> _The input_
■ ■ ■ ■ ■ ■ ■
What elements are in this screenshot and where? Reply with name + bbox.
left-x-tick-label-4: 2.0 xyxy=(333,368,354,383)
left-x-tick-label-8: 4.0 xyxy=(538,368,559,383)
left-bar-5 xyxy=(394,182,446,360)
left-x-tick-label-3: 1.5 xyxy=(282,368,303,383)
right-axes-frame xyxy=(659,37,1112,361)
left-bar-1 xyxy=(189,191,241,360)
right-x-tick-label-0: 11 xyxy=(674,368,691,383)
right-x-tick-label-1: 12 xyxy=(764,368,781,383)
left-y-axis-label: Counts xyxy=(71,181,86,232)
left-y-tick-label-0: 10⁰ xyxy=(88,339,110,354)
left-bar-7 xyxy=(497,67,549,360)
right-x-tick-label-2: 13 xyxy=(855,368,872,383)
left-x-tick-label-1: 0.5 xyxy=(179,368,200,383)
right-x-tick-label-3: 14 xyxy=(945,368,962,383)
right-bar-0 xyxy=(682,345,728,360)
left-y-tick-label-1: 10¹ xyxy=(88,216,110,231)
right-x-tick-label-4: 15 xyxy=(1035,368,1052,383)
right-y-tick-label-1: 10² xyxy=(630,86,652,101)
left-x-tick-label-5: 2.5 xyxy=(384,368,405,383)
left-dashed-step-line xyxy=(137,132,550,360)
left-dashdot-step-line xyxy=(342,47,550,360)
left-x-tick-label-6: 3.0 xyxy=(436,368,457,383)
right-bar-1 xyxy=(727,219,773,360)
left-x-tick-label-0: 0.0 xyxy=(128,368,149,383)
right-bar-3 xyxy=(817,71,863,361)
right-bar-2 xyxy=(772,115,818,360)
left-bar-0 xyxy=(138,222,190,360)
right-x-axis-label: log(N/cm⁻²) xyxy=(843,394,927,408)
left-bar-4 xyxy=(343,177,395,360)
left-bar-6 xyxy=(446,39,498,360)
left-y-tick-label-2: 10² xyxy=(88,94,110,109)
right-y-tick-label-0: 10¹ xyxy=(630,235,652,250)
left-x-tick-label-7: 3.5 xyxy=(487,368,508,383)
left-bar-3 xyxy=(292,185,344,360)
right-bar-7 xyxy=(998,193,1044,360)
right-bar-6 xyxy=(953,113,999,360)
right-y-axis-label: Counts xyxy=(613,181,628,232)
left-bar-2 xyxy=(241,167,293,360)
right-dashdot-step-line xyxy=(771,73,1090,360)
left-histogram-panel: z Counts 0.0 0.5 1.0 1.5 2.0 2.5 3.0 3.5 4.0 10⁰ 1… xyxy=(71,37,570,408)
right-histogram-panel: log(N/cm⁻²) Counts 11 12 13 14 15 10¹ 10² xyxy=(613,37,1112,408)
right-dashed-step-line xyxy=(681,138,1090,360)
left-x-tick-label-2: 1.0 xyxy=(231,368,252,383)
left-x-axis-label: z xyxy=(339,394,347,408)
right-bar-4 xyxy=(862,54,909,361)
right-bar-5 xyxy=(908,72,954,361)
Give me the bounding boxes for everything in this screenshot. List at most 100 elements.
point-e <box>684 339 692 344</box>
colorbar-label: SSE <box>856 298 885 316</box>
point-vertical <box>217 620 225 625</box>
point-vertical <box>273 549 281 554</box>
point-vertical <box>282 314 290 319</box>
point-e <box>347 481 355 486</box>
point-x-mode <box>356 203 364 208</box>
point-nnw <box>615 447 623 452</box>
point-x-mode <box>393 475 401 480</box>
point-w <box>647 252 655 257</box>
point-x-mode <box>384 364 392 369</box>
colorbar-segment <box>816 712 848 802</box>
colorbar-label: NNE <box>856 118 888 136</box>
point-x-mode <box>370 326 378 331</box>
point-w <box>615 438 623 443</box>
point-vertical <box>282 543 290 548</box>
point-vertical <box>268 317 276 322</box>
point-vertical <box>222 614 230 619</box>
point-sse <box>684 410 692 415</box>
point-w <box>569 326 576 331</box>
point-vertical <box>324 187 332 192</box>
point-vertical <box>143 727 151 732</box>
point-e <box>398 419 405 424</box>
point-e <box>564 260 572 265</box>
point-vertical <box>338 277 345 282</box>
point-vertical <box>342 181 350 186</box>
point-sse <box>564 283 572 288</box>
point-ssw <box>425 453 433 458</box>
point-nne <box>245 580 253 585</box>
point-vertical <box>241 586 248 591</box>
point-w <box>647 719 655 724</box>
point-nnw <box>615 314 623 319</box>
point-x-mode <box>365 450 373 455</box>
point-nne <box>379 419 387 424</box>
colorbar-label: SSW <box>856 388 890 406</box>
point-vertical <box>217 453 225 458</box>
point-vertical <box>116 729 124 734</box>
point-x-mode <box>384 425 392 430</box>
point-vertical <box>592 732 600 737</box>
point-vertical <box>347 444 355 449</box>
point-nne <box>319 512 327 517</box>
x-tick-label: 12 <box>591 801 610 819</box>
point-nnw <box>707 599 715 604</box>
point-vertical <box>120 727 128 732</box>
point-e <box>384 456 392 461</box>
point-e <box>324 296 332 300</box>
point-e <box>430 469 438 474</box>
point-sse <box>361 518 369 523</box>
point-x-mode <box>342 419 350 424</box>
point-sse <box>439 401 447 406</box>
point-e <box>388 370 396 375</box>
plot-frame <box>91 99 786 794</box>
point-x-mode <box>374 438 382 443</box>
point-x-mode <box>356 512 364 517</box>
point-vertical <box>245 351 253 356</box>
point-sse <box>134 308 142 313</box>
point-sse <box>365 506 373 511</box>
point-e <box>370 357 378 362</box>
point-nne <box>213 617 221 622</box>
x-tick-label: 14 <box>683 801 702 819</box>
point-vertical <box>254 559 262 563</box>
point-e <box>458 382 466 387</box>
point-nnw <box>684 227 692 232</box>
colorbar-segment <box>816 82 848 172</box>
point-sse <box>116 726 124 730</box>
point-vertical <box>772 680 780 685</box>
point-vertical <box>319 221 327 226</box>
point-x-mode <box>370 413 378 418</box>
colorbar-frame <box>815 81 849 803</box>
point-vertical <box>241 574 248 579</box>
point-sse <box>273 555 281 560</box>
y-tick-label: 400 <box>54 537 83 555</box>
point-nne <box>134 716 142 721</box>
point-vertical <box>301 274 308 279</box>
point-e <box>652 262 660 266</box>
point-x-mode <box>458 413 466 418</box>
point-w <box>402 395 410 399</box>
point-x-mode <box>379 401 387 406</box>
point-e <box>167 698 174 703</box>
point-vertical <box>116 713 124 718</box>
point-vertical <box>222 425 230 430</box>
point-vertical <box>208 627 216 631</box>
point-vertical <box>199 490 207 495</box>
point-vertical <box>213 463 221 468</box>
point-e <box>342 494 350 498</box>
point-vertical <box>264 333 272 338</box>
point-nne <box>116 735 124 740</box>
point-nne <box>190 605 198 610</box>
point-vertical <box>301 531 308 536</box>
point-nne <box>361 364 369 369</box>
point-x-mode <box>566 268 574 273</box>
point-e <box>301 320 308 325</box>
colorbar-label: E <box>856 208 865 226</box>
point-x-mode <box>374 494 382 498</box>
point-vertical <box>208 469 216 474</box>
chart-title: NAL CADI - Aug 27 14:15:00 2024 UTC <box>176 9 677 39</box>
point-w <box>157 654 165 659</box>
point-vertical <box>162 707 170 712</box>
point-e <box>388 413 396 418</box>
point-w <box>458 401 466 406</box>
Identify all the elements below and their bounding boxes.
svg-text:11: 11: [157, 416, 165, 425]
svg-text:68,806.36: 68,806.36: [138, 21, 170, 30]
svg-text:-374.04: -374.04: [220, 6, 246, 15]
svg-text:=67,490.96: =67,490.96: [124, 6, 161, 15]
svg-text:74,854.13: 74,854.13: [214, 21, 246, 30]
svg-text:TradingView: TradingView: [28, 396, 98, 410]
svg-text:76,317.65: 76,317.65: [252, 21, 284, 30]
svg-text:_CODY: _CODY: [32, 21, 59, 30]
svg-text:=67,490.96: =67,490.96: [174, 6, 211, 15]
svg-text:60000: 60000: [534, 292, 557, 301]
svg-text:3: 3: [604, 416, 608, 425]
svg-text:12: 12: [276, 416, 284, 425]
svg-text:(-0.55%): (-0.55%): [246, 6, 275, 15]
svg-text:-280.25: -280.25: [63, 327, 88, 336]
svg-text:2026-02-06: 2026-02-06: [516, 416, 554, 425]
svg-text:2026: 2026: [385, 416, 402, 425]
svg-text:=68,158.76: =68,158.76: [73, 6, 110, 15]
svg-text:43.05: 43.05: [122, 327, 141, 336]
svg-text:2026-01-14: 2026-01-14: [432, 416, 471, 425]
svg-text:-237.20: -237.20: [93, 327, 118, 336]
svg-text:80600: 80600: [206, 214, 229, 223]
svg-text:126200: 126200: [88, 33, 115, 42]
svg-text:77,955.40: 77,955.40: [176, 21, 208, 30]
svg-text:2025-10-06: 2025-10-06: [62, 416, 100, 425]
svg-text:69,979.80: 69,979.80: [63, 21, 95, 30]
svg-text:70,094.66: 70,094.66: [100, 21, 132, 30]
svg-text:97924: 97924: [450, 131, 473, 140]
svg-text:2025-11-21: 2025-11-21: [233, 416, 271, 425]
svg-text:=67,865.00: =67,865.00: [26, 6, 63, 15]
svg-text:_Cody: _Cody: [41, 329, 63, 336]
■ ■ ■ ■ ■ ■ ■
Reproduce the listing from its first line through the line containing "left-x-tick-label-6: 3.0 xyxy=(436,368,457,383)", renaming every "tick-label" to "tick-text" and leaving everything else unchanged.

> _Output for this exercise_
What elements are in this screenshot and where? Reply with name + bbox.
left-x-tick-text-4: 2.0 xyxy=(333,368,354,383)
left-x-tick-text-8: 4.0 xyxy=(538,368,559,383)
left-bar-5 xyxy=(394,182,446,360)
left-x-tick-text-3: 1.5 xyxy=(282,368,303,383)
right-axes-frame xyxy=(659,37,1112,361)
left-bar-1 xyxy=(189,191,241,360)
right-x-tick-text-0: 11 xyxy=(674,368,691,383)
right-x-tick-text-1: 12 xyxy=(764,368,781,383)
left-y-axis-label: Counts xyxy=(71,181,86,232)
left-y-tick-text-0: 10⁰ xyxy=(88,339,110,354)
left-bar-7 xyxy=(497,67,549,360)
right-x-tick-text-2: 13 xyxy=(855,368,872,383)
left-x-tick-text-1: 0.5 xyxy=(179,368,200,383)
right-x-tick-text-3: 14 xyxy=(945,368,962,383)
right-bar-0 xyxy=(682,345,728,360)
left-y-tick-text-1: 10¹ xyxy=(88,216,110,231)
right-x-tick-text-4: 15 xyxy=(1035,368,1052,383)
right-y-tick-text-1: 10² xyxy=(630,86,652,101)
left-x-tick-text-5: 2.5 xyxy=(384,368,405,383)
left-dashed-step-line xyxy=(137,132,550,360)
left-dashdot-step-line xyxy=(342,47,550,360)
left-x-tick-text-6: 3.0 xyxy=(436,368,457,383)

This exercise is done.